▶ _Objective_: Copy each line where the word "マニュアル" occurs.

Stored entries
• • • • •

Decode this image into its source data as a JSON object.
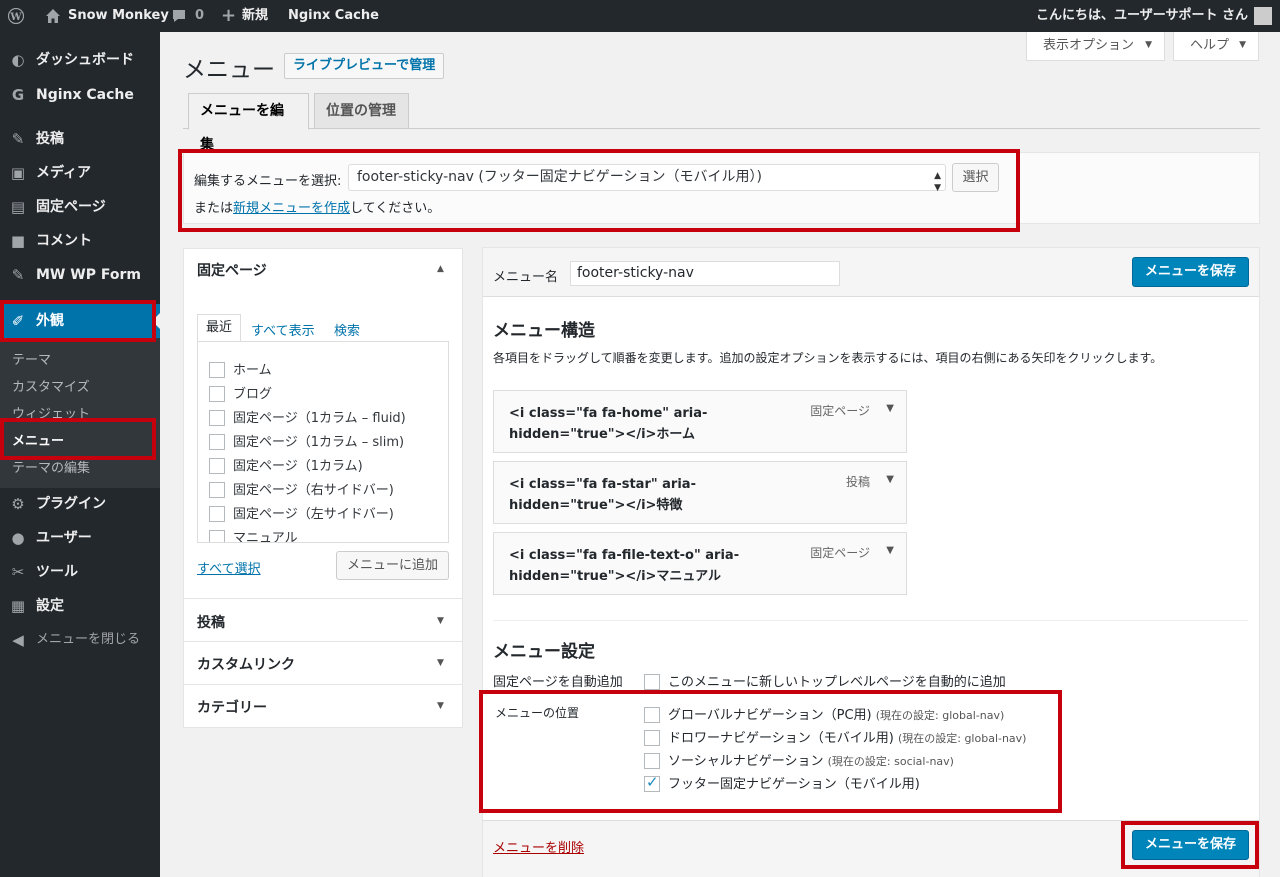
{
  "admin_bar": {
    "site_name": "Snow Monkey",
    "comments_count": "0",
    "new_label": "新規",
    "cache_label": "Nginx Cache",
    "greeting": "こんにちは、ユーザーサポート さん"
  },
  "sidebar": {
    "items": [
      {
        "label": "ダッシュボード",
        "icon": "dashboard-icon"
      },
      {
        "label": "Nginx Cache",
        "icon": "nginx-cache-icon"
      },
      {
        "label": "投稿",
        "icon": "pin-icon"
      },
      {
        "label": "メディア",
        "icon": "media-icon"
      },
      {
        "label": "固定ページ",
        "icon": "page-icon"
      },
      {
        "label": "コメント",
        "icon": "comment-icon"
      },
      {
        "label": "MW WP Form",
        "icon": "pin-icon"
      },
      {
        "label": "外観",
        "icon": "appearance-icon"
      },
      {
        "label": "プラグイン",
        "icon": "plugin-icon"
      },
      {
        "label": "ユーザー",
        "icon": "user-icon"
      },
      {
        "label": "ツール",
        "icon": "wrench-icon"
      },
      {
        "label": "設定",
        "icon": "settings-icon"
      },
      {
        "label": "メニューを閉じる",
        "icon": "collapse-icon"
      }
    ],
    "submenu": [
      "テーマ",
      "カスタマイズ",
      "ウィジェット",
      "メニュー",
      "テーマの編集"
    ]
  },
  "screen_options": {
    "options": "表示オプション",
    "help": "ヘルプ"
  },
  "page": {
    "title": "メニュー",
    "live_preview": "ライブプレビューで管理",
    "tabs": [
      "メニューを編集",
      "位置の管理"
    ]
  },
  "select_menu": {
    "label": "編集するメニューを選択:",
    "selected": "footer-sticky-nav (フッター固定ナビゲーション（モバイル用）)",
    "button": "選択",
    "note_prefix": "または",
    "note_link": "新規メニューを作成",
    "note_suffix": "してください。"
  },
  "accordion": {
    "pages_title": "固定ページ",
    "inner_tabs": [
      "最近",
      "すべて表示",
      "検索"
    ],
    "pages": [
      "ホーム",
      "ブログ",
      "固定ページ（1カラム – fluid)",
      "固定ページ（1カラム – slim)",
      "固定ページ（1カラム)",
      "固定ページ（右サイドバー)",
      "固定ページ（左サイドバー)",
      "マニュアル"
    ],
    "select_all": "すべて選択",
    "add_to_menu": "メニューに追加",
    "sections": [
      "投稿",
      "カスタムリンク",
      "カテゴリー"
    ]
  },
  "menu_edit": {
    "name_label": "メニュー名",
    "name_value": "footer-sticky-nav",
    "save": "メニューを保存",
    "structure_title": "メニュー構造",
    "structure_instructions": "各項目をドラッグして順番を変更します。追加の設定オプションを表示するには、項目の右側にある矢印をクリックします。",
    "items": [
      {
        "title": "<i class=\"fa fa-home\" aria-hidden=\"true\"></i>ホーム",
        "type": "固定ページ"
      },
      {
        "title": "<i class=\"fa fa-star\" aria-hidden=\"true\"></i>特徴",
        "type": "投稿"
      },
      {
        "title": "<i class=\"fa fa-file-text-o\" aria-hidden=\"true\"></i>マニュアル",
        "type": "固定ページ"
      }
    ],
    "settings_title": "メニュー設定",
    "auto_add_label": "固定ページを自動追加",
    "auto_add_option": "このメニューに新しいトップレベルページを自動的に追加",
    "locations_label": "メニューの位置",
    "locations": [
      {
        "label": "グローバルナビゲーション（PC用)",
        "note": "(現在の設定: global-nav)",
        "checked": false
      },
      {
        "label": "ドロワーナビゲーション（モバイル用)",
        "note": "(現在の設定: global-nav)",
        "checked": false
      },
      {
        "label": "ソーシャルナビゲーション",
        "note": "(現在の設定: social-nav)",
        "checked": false
      },
      {
        "label": "フッター固定ナビゲーション（モバイル用)",
        "note": "",
        "checked": true
      }
    ],
    "delete": "メニューを削除"
  }
}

• • • • •

▶ _Response_:
      "マニュアル"
        "title": "<i class=\"fa fa-file-text-o\" aria-hidden=\"true\"></i>マニュアル",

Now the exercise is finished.